## [PROBLEM TO WORK ON]
Output all of the records exactly as written.

(Saved data entries)

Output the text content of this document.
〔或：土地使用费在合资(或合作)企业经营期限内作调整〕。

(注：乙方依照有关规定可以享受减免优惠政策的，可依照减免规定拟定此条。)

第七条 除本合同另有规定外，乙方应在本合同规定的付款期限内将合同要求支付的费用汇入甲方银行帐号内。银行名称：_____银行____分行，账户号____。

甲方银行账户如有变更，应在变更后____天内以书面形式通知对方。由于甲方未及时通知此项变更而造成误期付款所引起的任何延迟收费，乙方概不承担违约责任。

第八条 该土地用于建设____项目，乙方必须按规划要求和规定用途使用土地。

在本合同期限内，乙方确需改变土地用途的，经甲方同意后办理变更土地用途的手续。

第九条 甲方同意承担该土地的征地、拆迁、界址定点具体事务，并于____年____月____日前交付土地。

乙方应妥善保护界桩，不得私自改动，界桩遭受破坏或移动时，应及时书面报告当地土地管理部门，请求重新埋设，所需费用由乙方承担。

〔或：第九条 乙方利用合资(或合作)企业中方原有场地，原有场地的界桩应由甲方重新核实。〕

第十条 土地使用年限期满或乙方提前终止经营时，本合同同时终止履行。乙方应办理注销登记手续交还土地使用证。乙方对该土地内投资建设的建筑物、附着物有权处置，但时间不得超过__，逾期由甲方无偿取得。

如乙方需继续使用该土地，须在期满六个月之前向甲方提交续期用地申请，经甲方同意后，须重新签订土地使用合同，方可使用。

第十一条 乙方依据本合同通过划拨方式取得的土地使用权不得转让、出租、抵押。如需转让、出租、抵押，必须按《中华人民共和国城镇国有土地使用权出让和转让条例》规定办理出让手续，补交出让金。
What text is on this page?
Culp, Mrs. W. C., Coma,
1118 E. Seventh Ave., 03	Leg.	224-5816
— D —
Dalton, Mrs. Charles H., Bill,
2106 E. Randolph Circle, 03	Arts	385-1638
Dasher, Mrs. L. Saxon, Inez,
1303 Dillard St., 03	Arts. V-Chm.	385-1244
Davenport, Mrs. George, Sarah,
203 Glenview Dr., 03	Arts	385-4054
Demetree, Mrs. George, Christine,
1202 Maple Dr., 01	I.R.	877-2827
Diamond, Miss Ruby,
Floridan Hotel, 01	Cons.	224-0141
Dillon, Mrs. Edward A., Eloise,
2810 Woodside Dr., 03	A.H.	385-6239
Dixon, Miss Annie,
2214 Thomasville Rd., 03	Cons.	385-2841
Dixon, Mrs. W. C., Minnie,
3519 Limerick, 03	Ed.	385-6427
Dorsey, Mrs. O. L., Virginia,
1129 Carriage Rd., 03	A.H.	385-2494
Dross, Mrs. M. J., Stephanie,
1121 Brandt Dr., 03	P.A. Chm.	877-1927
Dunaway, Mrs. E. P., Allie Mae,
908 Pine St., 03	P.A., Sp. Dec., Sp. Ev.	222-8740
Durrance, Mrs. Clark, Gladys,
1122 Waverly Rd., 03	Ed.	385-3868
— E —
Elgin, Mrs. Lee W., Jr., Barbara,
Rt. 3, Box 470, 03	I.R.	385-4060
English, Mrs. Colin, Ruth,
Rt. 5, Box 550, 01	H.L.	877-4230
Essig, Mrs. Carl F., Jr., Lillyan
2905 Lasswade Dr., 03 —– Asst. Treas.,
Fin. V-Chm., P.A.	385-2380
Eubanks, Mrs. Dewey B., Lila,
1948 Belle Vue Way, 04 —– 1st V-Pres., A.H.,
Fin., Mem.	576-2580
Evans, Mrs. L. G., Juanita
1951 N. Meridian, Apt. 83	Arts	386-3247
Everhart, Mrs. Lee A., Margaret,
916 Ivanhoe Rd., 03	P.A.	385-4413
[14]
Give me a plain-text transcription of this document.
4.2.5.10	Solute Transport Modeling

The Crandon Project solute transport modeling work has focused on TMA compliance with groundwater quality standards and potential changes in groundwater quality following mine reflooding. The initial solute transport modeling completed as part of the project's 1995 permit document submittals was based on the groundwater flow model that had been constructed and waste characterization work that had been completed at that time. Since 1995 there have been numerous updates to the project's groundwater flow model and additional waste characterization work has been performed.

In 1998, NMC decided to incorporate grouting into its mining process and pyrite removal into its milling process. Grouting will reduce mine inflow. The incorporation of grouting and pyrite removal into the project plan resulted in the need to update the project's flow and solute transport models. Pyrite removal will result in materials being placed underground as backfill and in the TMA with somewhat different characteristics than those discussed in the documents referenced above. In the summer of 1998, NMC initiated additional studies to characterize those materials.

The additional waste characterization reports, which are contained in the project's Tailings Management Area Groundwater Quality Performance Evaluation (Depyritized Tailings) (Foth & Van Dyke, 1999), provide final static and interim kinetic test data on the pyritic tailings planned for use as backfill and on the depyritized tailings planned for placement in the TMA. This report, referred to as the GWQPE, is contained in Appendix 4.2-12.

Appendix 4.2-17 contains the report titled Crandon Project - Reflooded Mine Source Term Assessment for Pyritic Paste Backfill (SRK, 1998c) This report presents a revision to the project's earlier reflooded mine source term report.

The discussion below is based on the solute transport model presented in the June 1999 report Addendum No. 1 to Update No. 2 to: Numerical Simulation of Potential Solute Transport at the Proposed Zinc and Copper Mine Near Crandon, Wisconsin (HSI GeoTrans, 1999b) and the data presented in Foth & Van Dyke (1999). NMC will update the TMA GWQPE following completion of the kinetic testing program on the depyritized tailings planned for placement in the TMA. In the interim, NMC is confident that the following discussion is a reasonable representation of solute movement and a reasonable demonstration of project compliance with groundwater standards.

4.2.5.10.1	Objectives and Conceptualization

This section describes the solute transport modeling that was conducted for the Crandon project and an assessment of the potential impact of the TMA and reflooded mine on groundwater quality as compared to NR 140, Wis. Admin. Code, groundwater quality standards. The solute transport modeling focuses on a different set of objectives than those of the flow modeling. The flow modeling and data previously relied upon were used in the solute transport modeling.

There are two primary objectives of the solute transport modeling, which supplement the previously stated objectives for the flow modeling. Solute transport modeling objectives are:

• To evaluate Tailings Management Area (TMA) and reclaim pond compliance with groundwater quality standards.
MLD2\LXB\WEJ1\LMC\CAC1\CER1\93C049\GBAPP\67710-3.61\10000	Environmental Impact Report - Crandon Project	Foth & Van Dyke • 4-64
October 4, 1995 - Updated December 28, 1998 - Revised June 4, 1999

## [FINAL ANSWER]
Output the text content of this document.
〔或：土地使用费在合资(或合作)企业经营期限内作调整〕。

(注：乙方依照有关规定可以享受减免优惠政策的，可依照减免规定拟定此条。)

第七条 除本合同另有规定外，乙方应在本合同规定的付款期限内将合同要求支付的费用汇入甲方银行帐号内。银行名称：_____银行____分行，账户号____。

甲方银行账户如有变更，应在变更后____天内以书面形式通知对方。由于甲方未及时通知此项变更而造成误期付款所引起的任何延迟收费，乙方概不承担违约责任。

第八条 该土地用于建设____项目，乙方必须按规划要求和规定用途使用土地。

在本合同期限内，乙方确需改变土地用途的，经甲方同意后办理变更土地用途的手续。

第九条 甲方同意承担该土地的征地、拆迁、界址定点具体事务，并于____年____月____日前交付土地。

乙方应妥善保护界桩，不得私自改动，界桩遭受破坏或移动时，应及时书面报告当地土地管理部门，请求重新埋设，所需费用由乙方承担。

〔或：第九条 乙方利用合资(或合作)企业中方原有场地，原有场地的界桩应由甲方重新核实。〕

第十条 土地使用年限期满或乙方提前终止经营时，本合同同时终止履行。乙方应办理注销登记手续交还土地使用证。乙方对该土地内投资建设的建筑物、附着物有权处置，但时间不得超过__，逾期由甲方无偿取得。

如乙方需继续使用该土地，须在期满六个月之前向甲方提交续期用地申请，经甲方同意后，须重新签订土地使用合同，方可使用。

第十一条 乙方依据本合同通过划拨方式取得的土地使用权不得转让、出租、抵押。如需转让、出租、抵押，必须按《中华人民共和国城镇国有土地使用权出让和转让条例》规定办理出让手续，补交出让金。
What text is on this page?
Culp, Mrs. W. C., Coma,
1118 E. Seventh Ave., 03	Leg.	224-5816
— D —
Dalton, Mrs. Charles H., Bill,
2106 E. Randolph Circle, 03	Arts	385-1638
Dasher, Mrs. L. Saxon, Inez,
1303 Dillard St., 03	Arts. V-Chm.	385-1244
Davenport, Mrs. George, Sarah,
203 Glenview Dr., 03	Arts	385-4054
Demetree, Mrs. George, Christine,
1202 Maple Dr., 01	I.R.	877-2827
Diamond, Miss Ruby,
Floridan Hotel, 01	Cons.	224-0141
Dillon, Mrs. Edward A., Eloise,
2810 Woodside Dr., 03	A.H.	385-6239
Dixon, Miss Annie,
2214 Thomasville Rd., 03	Cons.	385-2841
Dixon, Mrs. W. C., Minnie,
3519 Limerick, 03	Ed.	385-6427
Dorsey, Mrs. O. L., Virginia,
1129 Carriage Rd., 03	A.H.	385-2494
Dross, Mrs. M. J., Stephanie,
1121 Brandt Dr., 03	P.A. Chm.	877-1927
Dunaway, Mrs. E. P., Allie Mae,
908 Pine St., 03	P.A., Sp. Dec., Sp. Ev.	222-8740
Durrance, Mrs. Clark, Gladys,
1122 Waverly Rd., 03	Ed.	385-3868
— E —
Elgin, Mrs. Lee W., Jr., Barbara,
Rt. 3, Box 470, 03	I.R.	385-4060
English, Mrs. Colin, Ruth,
Rt. 5, Box 550, 01	H.L.	877-4230
Essig, Mrs. Carl F., Jr., Lillyan
2905 Lasswade Dr., 03 —– Asst. Treas.,
Fin. V-Chm., P.A.	385-2380
Eubanks, Mrs. Dewey B., Lila,
1948 Belle Vue Way, 04 —– 1st V-Pres., A.H.,
Fin., Mem.	576-2580
Evans, Mrs. L. G., Juanita
1951 N. Meridian, Apt. 83	Arts	386-3247
Everhart, Mrs. Lee A., Margaret,
916 Ivanhoe Rd., 03	P.A.	385-4413
[14]
Give me a plain-text transcription of this document.
4.2.5.10	Solute Transport Modeling

The Crandon Project solute transport modeling work has focused on TMA compliance with groundwater quality standards and potential changes in groundwater quality following mine reflooding. The initial solute transport modeling completed as part of the project's 1995 permit document submittals was based on the groundwater flow model that had been constructed and waste characterization work that had been completed at that time. Since 1995 there have been numerous updates to the project's groundwater flow model and additional waste characterization work has been performed.

In 1998, NMC decided to incorporate grouting into its mining process and pyrite removal into its milling process. Grouting will reduce mine inflow. The incorporation of grouting and pyrite removal into the project plan resulted in the need to update the project's flow and solute transport models. Pyrite removal will result in materials being placed underground as backfill and in the TMA with somewhat different characteristics than those discussed in the documents referenced above. In the summer of 1998, NMC initiated additional studies to characterize those materials.

The additional waste characterization reports, which are contained in the project's Tailings Management Area Groundwater Quality Performance Evaluation (Depyritized Tailings) (Foth & Van Dyke, 1999), provide final static and interim kinetic test data on the pyritic tailings planned for use as backfill and on the depyritized tailings planned for placement in the TMA. This report, referred to as the GWQPE, is contained in Appendix 4.2-12.

Appendix 4.2-17 contains the report titled Crandon Project - Reflooded Mine Source Term Assessment for Pyritic Paste Backfill (SRK, 1998c) This report presents a revision to the project's earlier reflooded mine source term report.

The discussion below is based on the solute transport model presented in the June 1999 report Addendum No. 1 to Update No. 2 to: Numerical Simulation of Potential Solute Transport at the Proposed Zinc and Copper Mine Near Crandon, Wisconsin (HSI GeoTrans, 1999b) and the data presented in Foth & Van Dyke (1999). NMC will update the TMA GWQPE following completion of the kinetic testing program on the depyritized tailings planned for placement in the TMA. In the interim, NMC is confident that the following discussion is a reasonable representation of solute movement and a reasonable demonstration of project compliance with groundwater standards.

4.2.5.10.1	Objectives and Conceptualization

This section describes the solute transport modeling that was conducted for the Crandon project and an assessment of the potential impact of the TMA and reflooded mine on groundwater quality as compared to NR 140, Wis. Admin. Code, groundwater quality standards. The solute transport modeling focuses on a different set of objectives than those of the flow modeling. The flow modeling and data previously relied upon were used in the solute transport modeling.

There are two primary objectives of the solute transport modeling, which supplement the previously stated objectives for the flow modeling. Solute transport modeling objectives are:

• To evaluate Tailings Management Area (TMA) and reclaim pond compliance with groundwater quality standards.
MLD2\LXB\WEJ1\LMC\CAC1\CER1\93C049\GBAPP\67710-3.61\10000	Environmental Impact Report - Crandon Project	Foth & Van Dyke • 4-64
October 4, 1995 - Updated December 28, 1998 - Revised June 4, 1999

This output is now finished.